▸ TASK:
Look for "sand" in the listing below. Gather each line that contains it.

═════ DATA SHOWN

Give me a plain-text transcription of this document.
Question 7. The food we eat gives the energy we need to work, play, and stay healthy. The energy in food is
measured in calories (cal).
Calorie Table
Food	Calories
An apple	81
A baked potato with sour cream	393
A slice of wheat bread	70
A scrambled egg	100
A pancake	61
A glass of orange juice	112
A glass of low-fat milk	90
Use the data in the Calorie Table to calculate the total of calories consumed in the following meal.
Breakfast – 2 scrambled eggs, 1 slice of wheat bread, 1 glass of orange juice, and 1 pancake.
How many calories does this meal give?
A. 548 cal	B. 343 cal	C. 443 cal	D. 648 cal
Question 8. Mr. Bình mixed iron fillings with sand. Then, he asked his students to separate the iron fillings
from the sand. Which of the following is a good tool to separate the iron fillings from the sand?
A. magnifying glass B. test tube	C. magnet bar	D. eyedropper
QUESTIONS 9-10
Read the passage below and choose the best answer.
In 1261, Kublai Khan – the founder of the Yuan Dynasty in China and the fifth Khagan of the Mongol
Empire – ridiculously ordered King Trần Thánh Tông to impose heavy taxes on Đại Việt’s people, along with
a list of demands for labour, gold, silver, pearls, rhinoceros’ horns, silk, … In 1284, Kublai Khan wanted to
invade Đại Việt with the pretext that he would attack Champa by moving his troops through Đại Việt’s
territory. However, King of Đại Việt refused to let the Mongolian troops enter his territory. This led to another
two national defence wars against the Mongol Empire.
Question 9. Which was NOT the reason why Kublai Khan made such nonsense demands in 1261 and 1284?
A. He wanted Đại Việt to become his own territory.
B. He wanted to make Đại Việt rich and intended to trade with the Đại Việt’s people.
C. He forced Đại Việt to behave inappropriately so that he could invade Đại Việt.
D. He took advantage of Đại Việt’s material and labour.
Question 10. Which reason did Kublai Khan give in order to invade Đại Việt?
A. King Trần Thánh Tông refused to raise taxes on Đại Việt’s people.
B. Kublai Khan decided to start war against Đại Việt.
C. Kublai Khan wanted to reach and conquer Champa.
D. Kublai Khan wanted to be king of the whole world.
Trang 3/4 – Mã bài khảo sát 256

══════════

▸ ANSWER TO THIS PROBLEM:
Question 8. Mr. Bình mixed iron fillings with sand. Then, he asked his students to separate the iron fillings
from the sand. Which of the following is a good tool to separate the iron fillings from the sand?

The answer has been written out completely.